[Dataset listings of figures]

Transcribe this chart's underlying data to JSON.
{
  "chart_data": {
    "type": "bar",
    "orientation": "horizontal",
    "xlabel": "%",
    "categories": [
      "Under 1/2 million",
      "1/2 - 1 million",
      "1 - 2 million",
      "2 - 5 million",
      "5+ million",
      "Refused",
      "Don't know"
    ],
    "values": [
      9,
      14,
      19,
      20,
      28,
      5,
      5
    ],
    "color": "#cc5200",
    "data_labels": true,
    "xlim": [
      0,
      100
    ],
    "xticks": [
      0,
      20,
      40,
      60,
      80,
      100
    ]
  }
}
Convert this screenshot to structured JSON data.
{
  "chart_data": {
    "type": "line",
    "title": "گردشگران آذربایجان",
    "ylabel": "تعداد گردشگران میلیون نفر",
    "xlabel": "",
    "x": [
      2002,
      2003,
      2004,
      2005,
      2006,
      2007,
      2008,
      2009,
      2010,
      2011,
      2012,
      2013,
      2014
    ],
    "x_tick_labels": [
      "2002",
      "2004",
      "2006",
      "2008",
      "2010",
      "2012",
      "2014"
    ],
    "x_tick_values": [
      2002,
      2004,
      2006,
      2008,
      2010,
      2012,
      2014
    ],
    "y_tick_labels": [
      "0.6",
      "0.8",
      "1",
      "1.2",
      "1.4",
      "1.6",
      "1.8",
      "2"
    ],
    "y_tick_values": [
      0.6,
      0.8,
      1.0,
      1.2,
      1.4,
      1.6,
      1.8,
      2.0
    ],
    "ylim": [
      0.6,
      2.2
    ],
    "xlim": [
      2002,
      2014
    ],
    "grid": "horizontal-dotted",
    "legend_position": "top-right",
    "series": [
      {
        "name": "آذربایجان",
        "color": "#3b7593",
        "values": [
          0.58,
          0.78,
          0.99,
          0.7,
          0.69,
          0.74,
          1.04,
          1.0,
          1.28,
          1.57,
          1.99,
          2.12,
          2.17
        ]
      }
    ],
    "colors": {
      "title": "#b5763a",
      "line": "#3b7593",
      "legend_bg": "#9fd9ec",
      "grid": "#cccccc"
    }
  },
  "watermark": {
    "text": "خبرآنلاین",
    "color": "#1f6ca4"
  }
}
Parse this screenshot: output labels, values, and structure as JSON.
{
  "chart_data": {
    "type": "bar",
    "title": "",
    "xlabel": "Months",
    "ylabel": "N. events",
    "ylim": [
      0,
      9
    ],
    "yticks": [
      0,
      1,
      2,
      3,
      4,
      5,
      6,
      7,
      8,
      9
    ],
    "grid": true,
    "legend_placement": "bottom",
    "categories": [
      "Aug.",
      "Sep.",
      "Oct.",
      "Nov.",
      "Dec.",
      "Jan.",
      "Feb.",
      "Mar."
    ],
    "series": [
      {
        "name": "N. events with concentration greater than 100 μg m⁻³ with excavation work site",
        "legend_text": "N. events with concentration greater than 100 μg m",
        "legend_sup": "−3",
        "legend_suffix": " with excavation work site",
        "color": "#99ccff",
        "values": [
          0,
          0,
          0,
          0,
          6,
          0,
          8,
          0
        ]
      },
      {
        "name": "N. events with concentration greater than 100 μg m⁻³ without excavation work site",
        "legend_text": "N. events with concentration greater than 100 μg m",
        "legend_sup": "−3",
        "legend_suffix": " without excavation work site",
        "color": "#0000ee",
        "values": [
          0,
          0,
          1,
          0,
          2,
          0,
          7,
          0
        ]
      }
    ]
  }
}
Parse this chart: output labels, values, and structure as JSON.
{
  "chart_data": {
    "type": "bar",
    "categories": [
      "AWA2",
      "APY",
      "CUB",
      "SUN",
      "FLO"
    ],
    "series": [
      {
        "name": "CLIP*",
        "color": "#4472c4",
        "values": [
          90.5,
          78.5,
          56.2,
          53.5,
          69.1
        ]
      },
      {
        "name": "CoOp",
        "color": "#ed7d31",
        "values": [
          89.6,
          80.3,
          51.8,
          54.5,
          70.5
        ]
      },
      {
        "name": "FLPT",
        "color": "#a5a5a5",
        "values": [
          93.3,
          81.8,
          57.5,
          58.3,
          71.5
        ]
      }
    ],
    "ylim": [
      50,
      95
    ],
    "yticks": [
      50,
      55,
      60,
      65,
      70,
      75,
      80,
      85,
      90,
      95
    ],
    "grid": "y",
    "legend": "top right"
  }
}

#### JOB
Retype all of the data shown above, word for word.

#### ANSWER
Transcribe this chart's underlying data to JSON.
{
  "chart_data": {
    "type": "bar",
    "orientation": "horizontal",
    "xlabel": "%",
    "categories": [
      "Under 1/2 million",
      "1/2 - 1 million",
      "1 - 2 million",
      "2 - 5 million",
      "5+ million",
      "Refused",
      "Don't know"
    ],
    "values": [
      9,
      14,
      19,
      20,
      28,
      5,
      5
    ],
    "color": "#cc5200",
    "data_labels": true,
    "xlim": [
      0,
      100
    ],
    "xticks": [
      0,
      20,
      40,
      60,
      80,
      100
    ]
  }
}
Convert this screenshot to structured JSON data.
{
  "chart_data": {
    "type": "line",
    "title": "گردشگران آذربایجان",
    "ylabel": "تعداد گردشگران میلیون نفر",
    "xlabel": "",
    "x": [
      2002,
      2003,
      2004,
      2005,
      2006,
      2007,
      2008,
      2009,
      2010,
      2011,
      2012,
      2013,
      2014
    ],
    "x_tick_labels": [
      "2002",
      "2004",
      "2006",
      "2008",
      "2010",
      "2012",
      "2014"
    ],
    "x_tick_values": [
      2002,
      2004,
      2006,
      2008,
      2010,
      2012,
      2014
    ],
    "y_tick_labels": [
      "0.6",
      "0.8",
      "1",
      "1.2",
      "1.4",
      "1.6",
      "1.8",
      "2"
    ],
    "y_tick_values": [
      0.6,
      0.8,
      1.0,
      1.2,
      1.4,
      1.6,
      1.8,
      2.0
    ],
    "ylim": [
      0.6,
      2.2
    ],
    "xlim": [
      2002,
      2014
    ],
    "grid": "horizontal-dotted",
    "legend_position": "top-right",
    "series": [
      {
        "name": "آذربایجان",
        "color": "#3b7593",
        "values": [
          0.58,
          0.78,
          0.99,
          0.7,
          0.69,
          0.74,
          1.04,
          1.0,
          1.28,
          1.57,
          1.99,
          2.12,
          2.17
        ]
      }
    ],
    "colors": {
      "title": "#b5763a",
      "line": "#3b7593",
      "legend_bg": "#9fd9ec",
      "grid": "#cccccc"
    }
  },
  "watermark": {
    "text": "خبرآنلاین",
    "color": "#1f6ca4"
  }
}
Parse this screenshot: output labels, values, and structure as JSON.
{
  "chart_data": {
    "type": "bar",
    "title": "",
    "xlabel": "Months",
    "ylabel": "N. events",
    "ylim": [
      0,
      9
    ],
    "yticks": [
      0,
      1,
      2,
      3,
      4,
      5,
      6,
      7,
      8,
      9
    ],
    "grid": true,
    "legend_placement": "bottom",
    "categories": [
      "Aug.",
      "Sep.",
      "Oct.",
      "Nov.",
      "Dec.",
      "Jan.",
      "Feb.",
      "Mar."
    ],
    "series": [
      {
        "name": "N. events with concentration greater than 100 μg m⁻³ with excavation work site",
        "legend_text": "N. events with concentration greater than 100 μg m",
        "legend_sup": "−3",
        "legend_suffix": " with excavation work site",
        "color": "#99ccff",
        "values": [
          0,
          0,
          0,
          0,
          6,
          0,
          8,
          0
        ]
      },
      {
        "name": "N. events with concentration greater than 100 μg m⁻³ without excavation work site",
        "legend_text": "N. events with concentration greater than 100 μg m",
        "legend_sup": "−3",
        "legend_suffix": " without excavation work site",
        "color": "#0000ee",
        "values": [
          0,
          0,
          1,
          0,
          2,
          0,
          7,
          0
        ]
      }
    ]
  }
}
Parse this chart: output labels, values, and structure as JSON.
{
  "chart_data": {
    "type": "bar",
    "categories": [
      "AWA2",
      "APY",
      "CUB",
      "SUN",
      "FLO"
    ],
    "series": [
      {
        "name": "CLIP*",
        "color": "#4472c4",
        "values": [
          90.5,
          78.5,
          56.2,
          53.5,
          69.1
        ]
      },
      {
        "name": "CoOp",
        "color": "#ed7d31",
        "values": [
          89.6,
          80.3,
          51.8,
          54.5,
          70.5
        ]
      },
      {
        "name": "FLPT",
        "color": "#a5a5a5",
        "values": [
          93.3,
          81.8,
          57.5,
          58.3,
          71.5
        ]
      }
    ],
    "ylim": [
      50,
      95
    ],
    "yticks": [
      50,
      55,
      60,
      65,
      70,
      75,
      80,
      85,
      90,
      95
    ],
    "grid": "y",
    "legend": "top right"
  }
}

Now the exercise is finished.